**WHAT YOU HAVE TO DO:**
Retype every line of the material below, leaving each one exactly as it stands.

-- START RECORDS FOR THIS EXERCISE --

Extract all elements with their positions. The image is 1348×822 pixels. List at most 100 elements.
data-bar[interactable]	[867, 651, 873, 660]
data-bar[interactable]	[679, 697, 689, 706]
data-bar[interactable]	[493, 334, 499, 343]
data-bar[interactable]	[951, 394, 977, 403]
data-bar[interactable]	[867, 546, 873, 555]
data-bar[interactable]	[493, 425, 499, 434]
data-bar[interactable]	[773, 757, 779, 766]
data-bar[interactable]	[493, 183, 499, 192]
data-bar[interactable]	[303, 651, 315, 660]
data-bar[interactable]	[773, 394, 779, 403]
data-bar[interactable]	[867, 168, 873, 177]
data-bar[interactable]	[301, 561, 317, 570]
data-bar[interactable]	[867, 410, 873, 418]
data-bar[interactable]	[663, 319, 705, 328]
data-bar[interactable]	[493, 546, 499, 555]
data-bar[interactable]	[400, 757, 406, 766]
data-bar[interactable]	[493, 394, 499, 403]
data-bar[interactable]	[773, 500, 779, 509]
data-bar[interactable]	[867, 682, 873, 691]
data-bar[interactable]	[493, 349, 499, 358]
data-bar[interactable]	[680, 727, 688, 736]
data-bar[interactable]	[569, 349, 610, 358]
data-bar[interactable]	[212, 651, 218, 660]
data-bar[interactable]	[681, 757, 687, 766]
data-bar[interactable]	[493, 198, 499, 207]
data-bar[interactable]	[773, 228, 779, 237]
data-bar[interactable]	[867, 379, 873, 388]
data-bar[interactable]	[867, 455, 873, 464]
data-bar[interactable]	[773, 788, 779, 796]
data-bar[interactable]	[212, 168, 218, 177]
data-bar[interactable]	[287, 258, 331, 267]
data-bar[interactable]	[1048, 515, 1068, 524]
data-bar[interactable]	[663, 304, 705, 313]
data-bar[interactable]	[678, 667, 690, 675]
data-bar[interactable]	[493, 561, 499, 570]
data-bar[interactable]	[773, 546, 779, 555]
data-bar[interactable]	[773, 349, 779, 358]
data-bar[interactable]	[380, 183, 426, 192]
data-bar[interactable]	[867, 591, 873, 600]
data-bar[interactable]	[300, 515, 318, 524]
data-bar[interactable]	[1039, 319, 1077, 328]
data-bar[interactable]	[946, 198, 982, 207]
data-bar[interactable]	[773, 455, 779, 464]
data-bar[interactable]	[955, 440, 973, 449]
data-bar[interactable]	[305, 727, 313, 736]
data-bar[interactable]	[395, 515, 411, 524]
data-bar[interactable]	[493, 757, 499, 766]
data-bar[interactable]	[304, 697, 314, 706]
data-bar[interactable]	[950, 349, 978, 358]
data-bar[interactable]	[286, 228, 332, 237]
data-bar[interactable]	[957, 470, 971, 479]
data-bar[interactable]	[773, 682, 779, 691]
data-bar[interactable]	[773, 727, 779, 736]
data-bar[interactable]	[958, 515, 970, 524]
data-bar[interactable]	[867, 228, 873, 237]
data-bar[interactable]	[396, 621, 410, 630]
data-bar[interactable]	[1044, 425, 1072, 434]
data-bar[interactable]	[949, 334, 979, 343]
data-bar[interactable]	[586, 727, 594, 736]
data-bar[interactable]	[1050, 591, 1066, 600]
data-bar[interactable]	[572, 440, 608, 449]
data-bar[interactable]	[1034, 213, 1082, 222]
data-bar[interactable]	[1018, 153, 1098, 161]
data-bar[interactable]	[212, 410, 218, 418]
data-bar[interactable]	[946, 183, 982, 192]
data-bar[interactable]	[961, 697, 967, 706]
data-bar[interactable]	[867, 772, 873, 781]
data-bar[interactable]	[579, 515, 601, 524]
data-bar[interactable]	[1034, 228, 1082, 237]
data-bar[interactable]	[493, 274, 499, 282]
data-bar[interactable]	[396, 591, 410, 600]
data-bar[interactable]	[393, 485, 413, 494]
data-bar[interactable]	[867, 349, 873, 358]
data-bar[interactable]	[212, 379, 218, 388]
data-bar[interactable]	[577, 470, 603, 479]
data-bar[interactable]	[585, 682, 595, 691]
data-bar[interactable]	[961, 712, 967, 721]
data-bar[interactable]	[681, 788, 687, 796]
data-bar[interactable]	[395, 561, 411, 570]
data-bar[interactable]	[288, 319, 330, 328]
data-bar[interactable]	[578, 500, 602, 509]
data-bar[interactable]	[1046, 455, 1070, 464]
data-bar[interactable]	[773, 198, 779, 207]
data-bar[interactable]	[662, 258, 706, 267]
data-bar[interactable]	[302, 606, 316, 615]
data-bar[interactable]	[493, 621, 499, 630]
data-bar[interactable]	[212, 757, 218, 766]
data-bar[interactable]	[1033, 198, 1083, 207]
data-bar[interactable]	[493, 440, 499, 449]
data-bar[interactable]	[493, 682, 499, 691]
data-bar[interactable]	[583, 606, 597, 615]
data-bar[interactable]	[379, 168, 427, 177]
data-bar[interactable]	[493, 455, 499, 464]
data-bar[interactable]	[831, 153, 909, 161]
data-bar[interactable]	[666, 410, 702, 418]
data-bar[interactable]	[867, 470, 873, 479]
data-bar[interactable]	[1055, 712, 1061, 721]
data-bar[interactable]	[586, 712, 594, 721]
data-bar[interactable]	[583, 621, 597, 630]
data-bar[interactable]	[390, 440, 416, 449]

-- END RECORDS FOR THIS EXERCISE --

**RESULT OF THIS TASK:**
Extract all elements with their positions. The image is 1348×822 pixels. List at most 100 elements.
data-bar[interactable]	[867, 651, 873, 660]
data-bar[interactable]	[679, 697, 689, 706]
data-bar[interactable]	[493, 334, 499, 343]
data-bar[interactable]	[951, 394, 977, 403]
data-bar[interactable]	[867, 546, 873, 555]
data-bar[interactable]	[493, 425, 499, 434]
data-bar[interactable]	[773, 757, 779, 766]
data-bar[interactable]	[493, 183, 499, 192]
data-bar[interactable]	[303, 651, 315, 660]
data-bar[interactable]	[773, 394, 779, 403]
data-bar[interactable]	[867, 168, 873, 177]
data-bar[interactable]	[301, 561, 317, 570]
data-bar[interactable]	[867, 410, 873, 418]
data-bar[interactable]	[663, 319, 705, 328]
data-bar[interactable]	[493, 546, 499, 555]
data-bar[interactable]	[400, 757, 406, 766]
data-bar[interactable]	[493, 394, 499, 403]
data-bar[interactable]	[773, 500, 779, 509]
data-bar[interactable]	[867, 682, 873, 691]
data-bar[interactable]	[493, 349, 499, 358]
data-bar[interactable]	[680, 727, 688, 736]
data-bar[interactable]	[569, 349, 610, 358]
data-bar[interactable]	[212, 651, 218, 660]
data-bar[interactable]	[681, 757, 687, 766]
data-bar[interactable]	[493, 198, 499, 207]
data-bar[interactable]	[773, 228, 779, 237]
data-bar[interactable]	[867, 379, 873, 388]
data-bar[interactable]	[867, 455, 873, 464]
data-bar[interactable]	[773, 788, 779, 796]
data-bar[interactable]	[212, 168, 218, 177]
data-bar[interactable]	[287, 258, 331, 267]
data-bar[interactable]	[1048, 515, 1068, 524]
data-bar[interactable]	[663, 304, 705, 313]
data-bar[interactable]	[678, 667, 690, 675]
data-bar[interactable]	[493, 561, 499, 570]
data-bar[interactable]	[773, 546, 779, 555]
data-bar[interactable]	[773, 349, 779, 358]
data-bar[interactable]	[380, 183, 426, 192]
data-bar[interactable]	[867, 591, 873, 600]
data-bar[interactable]	[300, 515, 318, 524]
data-bar[interactable]	[1039, 319, 1077, 328]
data-bar[interactable]	[946, 198, 982, 207]
data-bar[interactable]	[773, 455, 779, 464]
data-bar[interactable]	[955, 440, 973, 449]
data-bar[interactable]	[305, 727, 313, 736]
data-bar[interactable]	[395, 515, 411, 524]
data-bar[interactable]	[493, 757, 499, 766]
data-bar[interactable]	[304, 697, 314, 706]
data-bar[interactable]	[950, 349, 978, 358]
data-bar[interactable]	[286, 228, 332, 237]
data-bar[interactable]	[957, 470, 971, 479]
data-bar[interactable]	[773, 682, 779, 691]
data-bar[interactable]	[773, 727, 779, 736]
data-bar[interactable]	[958, 515, 970, 524]
data-bar[interactable]	[867, 228, 873, 237]
data-bar[interactable]	[396, 621, 410, 630]
data-bar[interactable]	[1044, 425, 1072, 434]
data-bar[interactable]	[949, 334, 979, 343]
data-bar[interactable]	[586, 727, 594, 736]
data-bar[interactable]	[1050, 591, 1066, 600]
data-bar[interactable]	[572, 440, 608, 449]
data-bar[interactable]	[1034, 213, 1082, 222]
data-bar[interactable]	[1018, 153, 1098, 161]
data-bar[interactable]	[212, 410, 218, 418]
data-bar[interactable]	[946, 183, 982, 192]
data-bar[interactable]	[961, 697, 967, 706]
data-bar[interactable]	[867, 772, 873, 781]
data-bar[interactable]	[579, 515, 601, 524]
data-bar[interactable]	[1034, 228, 1082, 237]
data-bar[interactable]	[493, 274, 499, 282]
data-bar[interactable]	[396, 591, 410, 600]
data-bar[interactable]	[393, 485, 413, 494]
data-bar[interactable]	[867, 349, 873, 358]
data-bar[interactable]	[212, 379, 218, 388]
data-bar[interactable]	[577, 470, 603, 479]
data-bar[interactable]	[585, 682, 595, 691]
data-bar[interactable]	[961, 712, 967, 721]
data-bar[interactable]	[681, 788, 687, 796]
data-bar[interactable]	[395, 561, 411, 570]
data-bar[interactable]	[288, 319, 330, 328]
data-bar[interactable]	[578, 500, 602, 509]
data-bar[interactable]	[1046, 455, 1070, 464]
data-bar[interactable]	[773, 198, 779, 207]
data-bar[interactable]	[662, 258, 706, 267]
data-bar[interactable]	[302, 606, 316, 615]
data-bar[interactable]	[493, 621, 499, 630]
data-bar[interactable]	[212, 757, 218, 766]
data-bar[interactable]	[1033, 198, 1083, 207]
data-bar[interactable]	[493, 440, 499, 449]
data-bar[interactable]	[493, 682, 499, 691]
data-bar[interactable]	[583, 606, 597, 615]
data-bar[interactable]	[379, 168, 427, 177]
data-bar[interactable]	[493, 455, 499, 464]
data-bar[interactable]	[831, 153, 909, 161]
data-bar[interactable]	[666, 410, 702, 418]
data-bar[interactable]	[867, 470, 873, 479]
data-bar[interactable]	[1055, 712, 1061, 721]
data-bar[interactable]	[586, 712, 594, 721]
data-bar[interactable]	[583, 621, 597, 630]
data-bar[interactable]	[390, 440, 416, 449]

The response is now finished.